| The exercise |
Return the listing below in full, with every line exactly as it is.

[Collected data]
────────────────────

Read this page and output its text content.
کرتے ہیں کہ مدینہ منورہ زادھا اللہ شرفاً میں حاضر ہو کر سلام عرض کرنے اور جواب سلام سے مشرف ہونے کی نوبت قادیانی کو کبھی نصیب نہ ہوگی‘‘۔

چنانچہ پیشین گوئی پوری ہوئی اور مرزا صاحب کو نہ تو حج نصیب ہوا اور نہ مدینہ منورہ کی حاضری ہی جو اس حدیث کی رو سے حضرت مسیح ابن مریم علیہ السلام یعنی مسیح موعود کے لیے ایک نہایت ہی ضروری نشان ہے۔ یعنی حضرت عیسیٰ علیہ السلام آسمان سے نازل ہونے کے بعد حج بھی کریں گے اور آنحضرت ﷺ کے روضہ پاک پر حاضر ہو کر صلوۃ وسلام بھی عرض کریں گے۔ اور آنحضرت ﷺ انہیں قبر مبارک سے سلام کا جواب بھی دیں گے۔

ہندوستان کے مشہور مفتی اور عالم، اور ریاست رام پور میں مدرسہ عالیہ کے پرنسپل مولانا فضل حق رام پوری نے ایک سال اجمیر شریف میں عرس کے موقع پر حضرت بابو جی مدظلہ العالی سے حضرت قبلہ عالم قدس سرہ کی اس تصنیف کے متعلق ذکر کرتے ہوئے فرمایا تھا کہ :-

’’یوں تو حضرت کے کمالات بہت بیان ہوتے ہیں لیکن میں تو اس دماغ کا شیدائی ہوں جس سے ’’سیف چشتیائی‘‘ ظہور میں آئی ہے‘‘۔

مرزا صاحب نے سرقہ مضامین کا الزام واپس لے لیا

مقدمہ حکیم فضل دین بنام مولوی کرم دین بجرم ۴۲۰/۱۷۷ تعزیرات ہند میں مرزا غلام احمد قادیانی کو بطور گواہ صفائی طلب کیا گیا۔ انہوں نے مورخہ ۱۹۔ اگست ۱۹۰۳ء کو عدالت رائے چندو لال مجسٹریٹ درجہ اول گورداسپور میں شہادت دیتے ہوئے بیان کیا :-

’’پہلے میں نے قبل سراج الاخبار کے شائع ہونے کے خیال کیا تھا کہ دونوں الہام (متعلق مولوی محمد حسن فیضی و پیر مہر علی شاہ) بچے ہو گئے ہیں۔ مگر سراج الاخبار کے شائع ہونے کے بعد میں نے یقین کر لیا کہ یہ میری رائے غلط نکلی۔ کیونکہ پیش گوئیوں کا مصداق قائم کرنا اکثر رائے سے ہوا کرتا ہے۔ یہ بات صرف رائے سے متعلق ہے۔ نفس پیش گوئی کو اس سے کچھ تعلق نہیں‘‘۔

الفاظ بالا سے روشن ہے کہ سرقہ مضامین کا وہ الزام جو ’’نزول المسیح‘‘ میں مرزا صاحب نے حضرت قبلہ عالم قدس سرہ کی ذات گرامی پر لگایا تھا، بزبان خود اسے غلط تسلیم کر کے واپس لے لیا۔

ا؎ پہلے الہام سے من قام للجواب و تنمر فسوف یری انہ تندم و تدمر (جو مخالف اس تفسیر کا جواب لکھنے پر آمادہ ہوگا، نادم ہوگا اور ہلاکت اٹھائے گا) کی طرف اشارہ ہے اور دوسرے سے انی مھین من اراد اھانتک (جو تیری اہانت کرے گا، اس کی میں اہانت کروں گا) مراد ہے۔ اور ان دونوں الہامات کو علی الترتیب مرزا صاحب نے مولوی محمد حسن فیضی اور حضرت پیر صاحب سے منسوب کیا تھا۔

────────────────────

| Task output |
Read this page and output its text content.
کرتے ہیں کہ مدینہ منورہ زادھا اللہ شرفاً میں حاضر ہو کر سلام عرض کرنے اور جواب سلام سے مشرف ہونے کی نوبت قادیانی کو کبھی نصیب نہ ہوگی‘‘۔

چنانچہ پیشین گوئی پوری ہوئی اور مرزا صاحب کو نہ تو حج نصیب ہوا اور نہ مدینہ منورہ کی حاضری ہی جو اس حدیث کی رو سے حضرت مسیح ابن مریم علیہ السلام یعنی مسیح موعود کے لیے ایک نہایت ہی ضروری نشان ہے۔ یعنی حضرت عیسیٰ علیہ السلام آسمان سے نازل ہونے کے بعد حج بھی کریں گے اور آنحضرت ﷺ کے روضہ پاک پر حاضر ہو کر صلوۃ وسلام بھی عرض کریں گے۔ اور آنحضرت ﷺ انہیں قبر مبارک سے سلام کا جواب بھی دیں گے۔

ہندوستان کے مشہور مفتی اور عالم، اور ریاست رام پور میں مدرسہ عالیہ کے پرنسپل مولانا فضل حق رام پوری نے ایک سال اجمیر شریف میں عرس کے موقع پر حضرت بابو جی مدظلہ العالی سے حضرت قبلہ عالم قدس سرہ کی اس تصنیف کے متعلق ذکر کرتے ہوئے فرمایا تھا کہ :-

’’یوں تو حضرت کے کمالات بہت بیان ہوتے ہیں لیکن میں تو اس دماغ کا شیدائی ہوں جس سے ’’سیف چشتیائی‘‘ ظہور میں آئی ہے‘‘۔

مرزا صاحب نے سرقہ مضامین کا الزام واپس لے لیا

مقدمہ حکیم فضل دین بنام مولوی کرم دین بجرم ۴۲۰/۱۷۷ تعزیرات ہند میں مرزا غلام احمد قادیانی کو بطور گواہ صفائی طلب کیا گیا۔ انہوں نے مورخہ ۱۹۔ اگست ۱۹۰۳ء کو عدالت رائے چندو لال مجسٹریٹ درجہ اول گورداسپور میں شہادت دیتے ہوئے بیان کیا :-

’’پہلے میں نے قبل سراج الاخبار کے شائع ہونے کے خیال کیا تھا کہ دونوں الہام (متعلق مولوی محمد حسن فیضی و پیر مہر علی شاہ) بچے ہو گئے ہیں۔ مگر سراج الاخبار کے شائع ہونے کے بعد میں نے یقین کر لیا کہ یہ میری رائے غلط نکلی۔ کیونکہ پیش گوئیوں کا مصداق قائم کرنا اکثر رائے سے ہوا کرتا ہے۔ یہ بات صرف رائے سے متعلق ہے۔ نفس پیش گوئی کو اس سے کچھ تعلق نہیں‘‘۔

الفاظ بالا سے روشن ہے کہ سرقہ مضامین کا وہ الزام جو ’’نزول المسیح‘‘ میں مرزا صاحب نے حضرت قبلہ عالم قدس سرہ کی ذات گرامی پر لگایا تھا، بزبان خود اسے غلط تسلیم کر کے واپس لے لیا۔

ا؎ پہلے الہام سے من قام للجواب و تنمر فسوف یری انہ تندم و تدمر (جو مخالف اس تفسیر کا جواب لکھنے پر آمادہ ہوگا، نادم ہوگا اور ہلاکت اٹھائے گا) کی طرف اشارہ ہے اور دوسرے سے انی مھین من اراد اھانتک (جو تیری اہانت کرے گا، اس کی میں اہانت کروں گا) مراد ہے۔ اور ان دونوں الہامات کو علی الترتیب مرزا صاحب نے مولوی محمد حسن فیضی اور حضرت پیر صاحب سے منسوب کیا تھا۔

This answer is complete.